---- Supplied data
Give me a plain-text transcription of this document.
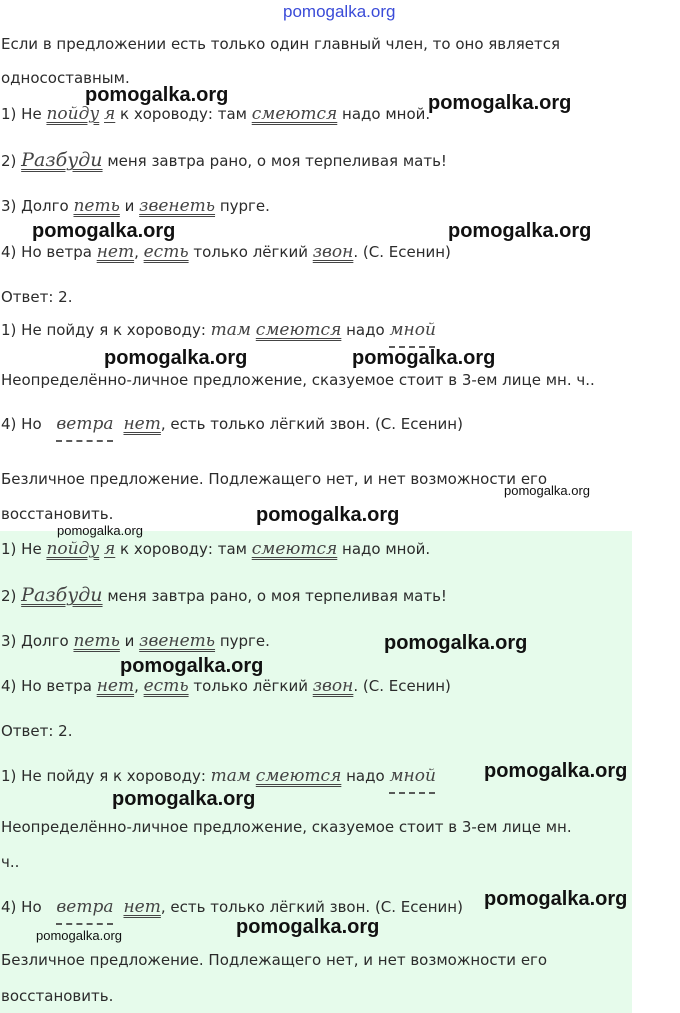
pomogalka.org
Если в предложении есть только один главный член, то оно является
односоставным.
1) Не пойду я к хороводу: там смеются надо мной.
2) Разбуди меня завтра рано, о моя терпеливая мать!
3) Долго петь и звенеть пурге.
4) Но ветра нет, есть только лёгкий звон. (С. Есенин)
Ответ: 2.
1) Не пойду я к хороводу: там смеются надо мной
Неопределённо-личное предложение, сказуемое стоит в 3-ем лице мн. ч..
4) Но ветра нет, есть только лёгкий звон. (С. Есенин)
Безличное предложение. Подлежащего нет, и нет возможности его
восстановить.
1) Не пойду я к хороводу: там смеются надо мной.
2) Разбуди меня завтра рано, о моя терпеливая мать!
3) Долго петь и звенеть пурге.
4) Но ветра нет, есть только лёгкий звон. (С. Есенин)
Ответ: 2.
1) Не пойду я к хороводу: там смеются надо мной
Неопределённо-личное предложение, сказуемое стоит в 3-ем лице мн.
ч..
4) Но ветра нет, есть только лёгкий звон. (С. Есенин)
Безличное предложение. Подлежащего нет, и нет возможности его
восстановить.
pomogalka.org	pomogalka.org
pomogalka.org	pomogalka.org
pomogalka.org	pomogalka.org
pomogalka.org
pomogalka.org
pomogalka.org
pomogalka.org
pomogalka.org
pomogalka.org
pomogalka.org
pomogalka.org
pomogalka.org
pomogalka.org
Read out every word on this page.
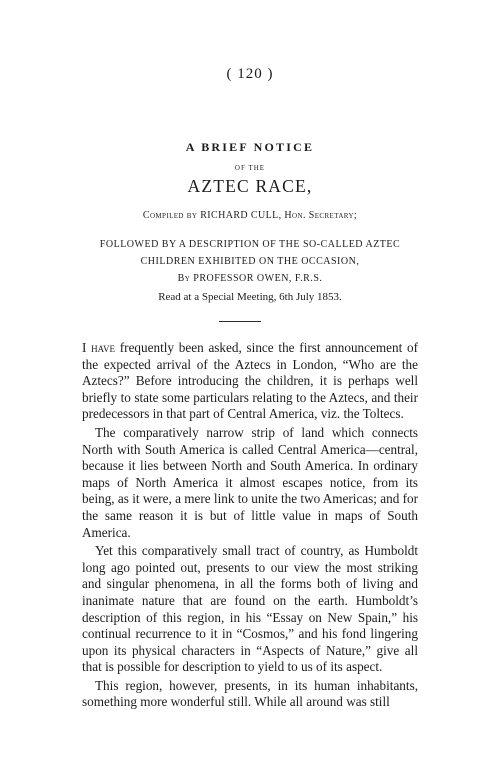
( 120 )
A BRIEF NOTICE
OF THE
AZTEC RACE,
Compiled by RICHARD CULL, Hon. Secretary;
FOLLOWED BY A DESCRIPTION OF THE SO-CALLED AZTEC CHILDREN EXHIBITED ON THE OCCASION,
By PROFESSOR OWEN, F.R.S.
Read at a Special Meeting, 6th July 1853.

I have frequently been asked, since the first announcement of the expected arrival of the Aztecs in London, “Who are the Aztecs?” Before introducing the children, it is perhaps well briefly to state some particulars relating to the Aztecs, and their predecessors in that part of Central America, viz. the Toltecs.

The comparatively narrow strip of land which connects North with South America is called Central America—central, because it lies between North and South America. In ordinary maps of North America it almost escapes notice, from its being, as it were, a mere link to unite the two Americas; and for the same reason it is but of little value in maps of South America.

Yet this comparatively small tract of country, as Humboldt long ago pointed out, presents to our view the most striking and singular phenomena, in all the forms both of living and inanimate nature that are found on the earth. Humboldt’s description of this region, in his “Essay on New Spain,” his continual recurrence to it in “Cosmos,” and his fond lingering upon its physical characters in “Aspects of Nature,” give all that is possible for description to yield to us of its aspect.

This region, however, presents, in its human inhabitants, something more wonderful still. While all around was still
--------
List the lines of the material in which the word "стоит" occurs.

• _Result of the task_:
Неопределённо-личное предложение, сказуемое стоит в 3-ем лице мн. ч..
Неопределённо-личное предложение, сказуемое стоит в 3-ем лице мн.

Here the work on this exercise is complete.